Input ::
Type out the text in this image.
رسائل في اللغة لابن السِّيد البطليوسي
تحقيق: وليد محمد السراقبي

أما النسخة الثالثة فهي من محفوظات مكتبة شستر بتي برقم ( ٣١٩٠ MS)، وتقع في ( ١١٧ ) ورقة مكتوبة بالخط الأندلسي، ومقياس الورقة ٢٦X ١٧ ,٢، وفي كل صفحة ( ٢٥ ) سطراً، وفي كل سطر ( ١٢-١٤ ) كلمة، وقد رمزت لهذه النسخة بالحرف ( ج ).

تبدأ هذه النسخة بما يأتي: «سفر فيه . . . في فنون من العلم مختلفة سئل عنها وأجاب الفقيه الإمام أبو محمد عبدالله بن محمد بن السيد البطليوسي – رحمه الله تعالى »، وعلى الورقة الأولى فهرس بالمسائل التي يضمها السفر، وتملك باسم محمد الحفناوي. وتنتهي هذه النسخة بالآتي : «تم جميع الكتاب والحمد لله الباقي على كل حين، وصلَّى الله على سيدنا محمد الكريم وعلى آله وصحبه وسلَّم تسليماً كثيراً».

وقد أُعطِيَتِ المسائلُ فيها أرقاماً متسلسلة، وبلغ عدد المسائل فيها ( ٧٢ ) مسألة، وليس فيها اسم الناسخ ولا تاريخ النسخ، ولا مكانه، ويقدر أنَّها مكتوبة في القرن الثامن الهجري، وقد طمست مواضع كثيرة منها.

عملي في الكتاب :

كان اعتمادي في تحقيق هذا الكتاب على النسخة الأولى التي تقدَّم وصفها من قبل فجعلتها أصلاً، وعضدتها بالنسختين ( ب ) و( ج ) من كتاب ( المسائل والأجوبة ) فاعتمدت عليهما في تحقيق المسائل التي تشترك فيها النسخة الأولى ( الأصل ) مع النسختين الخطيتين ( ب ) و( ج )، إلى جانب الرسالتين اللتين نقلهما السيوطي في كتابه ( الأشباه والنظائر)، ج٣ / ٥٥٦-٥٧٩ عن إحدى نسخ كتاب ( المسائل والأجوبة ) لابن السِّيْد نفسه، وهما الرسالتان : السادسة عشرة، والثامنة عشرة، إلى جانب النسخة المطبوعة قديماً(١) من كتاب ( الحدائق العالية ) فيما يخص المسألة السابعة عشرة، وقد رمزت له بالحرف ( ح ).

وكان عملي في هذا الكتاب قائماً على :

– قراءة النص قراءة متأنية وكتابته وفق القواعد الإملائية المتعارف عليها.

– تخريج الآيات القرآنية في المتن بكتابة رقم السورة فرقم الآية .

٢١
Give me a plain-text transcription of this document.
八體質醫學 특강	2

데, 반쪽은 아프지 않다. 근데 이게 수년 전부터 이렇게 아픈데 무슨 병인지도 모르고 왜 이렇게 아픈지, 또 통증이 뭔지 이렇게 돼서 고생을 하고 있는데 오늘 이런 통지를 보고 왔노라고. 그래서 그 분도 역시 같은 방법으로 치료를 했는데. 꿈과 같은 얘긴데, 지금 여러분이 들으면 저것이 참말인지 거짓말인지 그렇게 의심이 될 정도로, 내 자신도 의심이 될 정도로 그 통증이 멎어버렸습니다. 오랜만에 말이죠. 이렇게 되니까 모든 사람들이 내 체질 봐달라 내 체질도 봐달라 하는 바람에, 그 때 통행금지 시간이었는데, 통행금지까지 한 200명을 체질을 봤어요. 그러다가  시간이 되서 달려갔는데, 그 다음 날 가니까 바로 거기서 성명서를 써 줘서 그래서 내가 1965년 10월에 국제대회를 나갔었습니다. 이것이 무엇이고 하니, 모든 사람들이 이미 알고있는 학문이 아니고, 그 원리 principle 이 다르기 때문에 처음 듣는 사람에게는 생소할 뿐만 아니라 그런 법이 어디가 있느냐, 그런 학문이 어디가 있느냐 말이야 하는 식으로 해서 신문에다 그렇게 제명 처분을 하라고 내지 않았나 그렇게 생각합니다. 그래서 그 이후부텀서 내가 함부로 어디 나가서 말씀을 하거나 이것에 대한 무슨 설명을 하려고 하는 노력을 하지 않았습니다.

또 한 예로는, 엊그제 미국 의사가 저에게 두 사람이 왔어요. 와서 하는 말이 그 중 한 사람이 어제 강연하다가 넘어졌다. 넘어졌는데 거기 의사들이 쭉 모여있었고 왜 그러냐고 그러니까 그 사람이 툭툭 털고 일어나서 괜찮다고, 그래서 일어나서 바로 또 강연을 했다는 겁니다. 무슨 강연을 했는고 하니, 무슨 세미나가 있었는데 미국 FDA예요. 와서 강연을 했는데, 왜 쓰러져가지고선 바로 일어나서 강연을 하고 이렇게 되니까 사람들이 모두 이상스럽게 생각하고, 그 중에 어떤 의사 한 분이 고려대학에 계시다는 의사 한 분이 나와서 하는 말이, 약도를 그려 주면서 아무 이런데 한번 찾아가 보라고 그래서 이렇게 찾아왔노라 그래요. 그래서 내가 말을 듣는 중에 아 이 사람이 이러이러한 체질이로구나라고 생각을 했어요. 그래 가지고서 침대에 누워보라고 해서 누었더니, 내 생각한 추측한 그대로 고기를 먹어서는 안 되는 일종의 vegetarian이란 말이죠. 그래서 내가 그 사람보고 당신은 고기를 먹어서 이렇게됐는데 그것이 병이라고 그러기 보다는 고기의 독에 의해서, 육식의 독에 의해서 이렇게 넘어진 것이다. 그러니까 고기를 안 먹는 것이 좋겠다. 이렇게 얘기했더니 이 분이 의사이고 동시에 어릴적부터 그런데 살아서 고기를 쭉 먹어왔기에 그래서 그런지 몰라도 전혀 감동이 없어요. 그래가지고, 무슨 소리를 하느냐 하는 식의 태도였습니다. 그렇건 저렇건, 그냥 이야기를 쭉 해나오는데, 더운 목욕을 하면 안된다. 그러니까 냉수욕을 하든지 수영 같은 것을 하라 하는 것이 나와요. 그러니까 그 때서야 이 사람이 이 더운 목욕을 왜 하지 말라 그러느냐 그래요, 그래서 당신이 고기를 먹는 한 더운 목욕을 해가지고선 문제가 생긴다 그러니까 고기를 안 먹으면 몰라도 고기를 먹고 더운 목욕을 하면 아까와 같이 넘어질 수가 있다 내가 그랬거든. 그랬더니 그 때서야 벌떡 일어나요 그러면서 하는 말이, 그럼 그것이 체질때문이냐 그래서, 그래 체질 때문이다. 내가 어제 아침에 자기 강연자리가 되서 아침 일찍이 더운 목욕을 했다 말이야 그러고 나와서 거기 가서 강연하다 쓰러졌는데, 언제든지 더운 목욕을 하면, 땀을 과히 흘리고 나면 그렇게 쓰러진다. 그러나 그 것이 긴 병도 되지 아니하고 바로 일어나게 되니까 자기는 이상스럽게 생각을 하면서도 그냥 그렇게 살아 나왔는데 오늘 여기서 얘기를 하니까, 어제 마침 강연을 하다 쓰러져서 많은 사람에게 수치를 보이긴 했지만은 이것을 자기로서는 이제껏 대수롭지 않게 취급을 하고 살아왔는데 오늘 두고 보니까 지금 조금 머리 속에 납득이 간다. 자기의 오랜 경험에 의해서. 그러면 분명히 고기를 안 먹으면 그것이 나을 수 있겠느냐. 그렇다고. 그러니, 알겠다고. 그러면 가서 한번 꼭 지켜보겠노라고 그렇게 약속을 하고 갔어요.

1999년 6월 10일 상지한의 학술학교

Task requirements :: Reproduce the material above exactly; please quote every line of it.

Correct output ::
Type out the text in this image.
رسائل في اللغة لابن السِّيد البطليوسي
تحقيق: وليد محمد السراقبي

أما النسخة الثالثة فهي من محفوظات مكتبة شستر بتي برقم ( ٣١٩٠ MS)، وتقع في ( ١١٧ ) ورقة مكتوبة بالخط الأندلسي، ومقياس الورقة ٢٦X ١٧ ,٢، وفي كل صفحة ( ٢٥ ) سطراً، وفي كل سطر ( ١٢-١٤ ) كلمة، وقد رمزت لهذه النسخة بالحرف ( ج ).

تبدأ هذه النسخة بما يأتي: «سفر فيه . . . في فنون من العلم مختلفة سئل عنها وأجاب الفقيه الإمام أبو محمد عبدالله بن محمد بن السيد البطليوسي – رحمه الله تعالى »، وعلى الورقة الأولى فهرس بالمسائل التي يضمها السفر، وتملك باسم محمد الحفناوي. وتنتهي هذه النسخة بالآتي : «تم جميع الكتاب والحمد لله الباقي على كل حين، وصلَّى الله على سيدنا محمد الكريم وعلى آله وصحبه وسلَّم تسليماً كثيراً».

وقد أُعطِيَتِ المسائلُ فيها أرقاماً متسلسلة، وبلغ عدد المسائل فيها ( ٧٢ ) مسألة، وليس فيها اسم الناسخ ولا تاريخ النسخ، ولا مكانه، ويقدر أنَّها مكتوبة في القرن الثامن الهجري، وقد طمست مواضع كثيرة منها.

عملي في الكتاب :

كان اعتمادي في تحقيق هذا الكتاب على النسخة الأولى التي تقدَّم وصفها من قبل فجعلتها أصلاً، وعضدتها بالنسختين ( ب ) و( ج ) من كتاب ( المسائل والأجوبة ) فاعتمدت عليهما في تحقيق المسائل التي تشترك فيها النسخة الأولى ( الأصل ) مع النسختين الخطيتين ( ب ) و( ج )، إلى جانب الرسالتين اللتين نقلهما السيوطي في كتابه ( الأشباه والنظائر)، ج٣ / ٥٥٦-٥٧٩ عن إحدى نسخ كتاب ( المسائل والأجوبة ) لابن السِّيْد نفسه، وهما الرسالتان : السادسة عشرة، والثامنة عشرة، إلى جانب النسخة المطبوعة قديماً(١) من كتاب ( الحدائق العالية ) فيما يخص المسألة السابعة عشرة، وقد رمزت له بالحرف ( ح ).

وكان عملي في هذا الكتاب قائماً على :

– قراءة النص قراءة متأنية وكتابته وفق القواعد الإملائية المتعارف عليها.

– تخريج الآيات القرآنية في المتن بكتابة رقم السورة فرقم الآية .

٢١
Give me a plain-text transcription of this document.
八體質醫學 특강	2

데, 반쪽은 아프지 않다. 근데 이게 수년 전부터 이렇게 아픈데 무슨 병인지도 모르고 왜 이렇게 아픈지, 또 통증이 뭔지 이렇게 돼서 고생을 하고 있는데 오늘 이런 통지를 보고 왔노라고. 그래서 그 분도 역시 같은 방법으로 치료를 했는데. 꿈과 같은 얘긴데, 지금 여러분이 들으면 저것이 참말인지 거짓말인지 그렇게 의심이 될 정도로, 내 자신도 의심이 될 정도로 그 통증이 멎어버렸습니다. 오랜만에 말이죠. 이렇게 되니까 모든 사람들이 내 체질 봐달라 내 체질도 봐달라 하는 바람에, 그 때 통행금지 시간이었는데, 통행금지까지 한 200명을 체질을 봤어요. 그러다가  시간이 되서 달려갔는데, 그 다음 날 가니까 바로 거기서 성명서를 써 줘서 그래서 내가 1965년 10월에 국제대회를 나갔었습니다. 이것이 무엇이고 하니, 모든 사람들이 이미 알고있는 학문이 아니고, 그 원리 principle 이 다르기 때문에 처음 듣는 사람에게는 생소할 뿐만 아니라 그런 법이 어디가 있느냐, 그런 학문이 어디가 있느냐 말이야 하는 식으로 해서 신문에다 그렇게 제명 처분을 하라고 내지 않았나 그렇게 생각합니다. 그래서 그 이후부텀서 내가 함부로 어디 나가서 말씀을 하거나 이것에 대한 무슨 설명을 하려고 하는 노력을 하지 않았습니다.

또 한 예로는, 엊그제 미국 의사가 저에게 두 사람이 왔어요. 와서 하는 말이 그 중 한 사람이 어제 강연하다가 넘어졌다. 넘어졌는데 거기 의사들이 쭉 모여있었고 왜 그러냐고 그러니까 그 사람이 툭툭 털고 일어나서 괜찮다고, 그래서 일어나서 바로 또 강연을 했다는 겁니다. 무슨 강연을 했는고 하니, 무슨 세미나가 있었는데 미국 FDA예요. 와서 강연을 했는데, 왜 쓰러져가지고선 바로 일어나서 강연을 하고 이렇게 되니까 사람들이 모두 이상스럽게 생각하고, 그 중에 어떤 의사 한 분이 고려대학에 계시다는 의사 한 분이 나와서 하는 말이, 약도를 그려 주면서 아무 이런데 한번 찾아가 보라고 그래서 이렇게 찾아왔노라 그래요. 그래서 내가 말을 듣는 중에 아 이 사람이 이러이러한 체질이로구나라고 생각을 했어요. 그래 가지고서 침대에 누워보라고 해서 누었더니, 내 생각한 추측한 그대로 고기를 먹어서는 안 되는 일종의 vegetarian이란 말이죠. 그래서 내가 그 사람보고 당신은 고기를 먹어서 이렇게됐는데 그것이 병이라고 그러기 보다는 고기의 독에 의해서, 육식의 독에 의해서 이렇게 넘어진 것이다. 그러니까 고기를 안 먹는 것이 좋겠다. 이렇게 얘기했더니 이 분이 의사이고 동시에 어릴적부터 그런데 살아서 고기를 쭉 먹어왔기에 그래서 그런지 몰라도 전혀 감동이 없어요. 그래가지고, 무슨 소리를 하느냐 하는 식의 태도였습니다. 그렇건 저렇건, 그냥 이야기를 쭉 해나오는데, 더운 목욕을 하면 안된다. 그러니까 냉수욕을 하든지 수영 같은 것을 하라 하는 것이 나와요. 그러니까 그 때서야 이 사람이 이 더운 목욕을 왜 하지 말라 그러느냐 그래요, 그래서 당신이 고기를 먹는 한 더운 목욕을 해가지고선 문제가 생긴다 그러니까 고기를 안 먹으면 몰라도 고기를 먹고 더운 목욕을 하면 아까와 같이 넘어질 수가 있다 내가 그랬거든. 그랬더니 그 때서야 벌떡 일어나요 그러면서 하는 말이, 그럼 그것이 체질때문이냐 그래서, 그래 체질 때문이다. 내가 어제 아침에 자기 강연자리가 되서 아침 일찍이 더운 목욕을 했다 말이야 그러고 나와서 거기 가서 강연하다 쓰러졌는데, 언제든지 더운 목욕을 하면, 땀을 과히 흘리고 나면 그렇게 쓰러진다. 그러나 그 것이 긴 병도 되지 아니하고 바로 일어나게 되니까 자기는 이상스럽게 생각을 하면서도 그냥 그렇게 살아 나왔는데 오늘 여기서 얘기를 하니까, 어제 마침 강연을 하다 쓰러져서 많은 사람에게 수치를 보이긴 했지만은 이것을 자기로서는 이제껏 대수롭지 않게 취급을 하고 살아왔는데 오늘 두고 보니까 지금 조금 머리 속에 납득이 간다. 자기의 오랜 경험에 의해서. 그러면 분명히 고기를 안 먹으면 그것이 나을 수 있겠느냐. 그렇다고. 그러니, 알겠다고. 그러면 가서 한번 꼭 지켜보겠노라고 그렇게 약속을 하고 갔어요.

1999년 6월 10일 상지한의 학술학교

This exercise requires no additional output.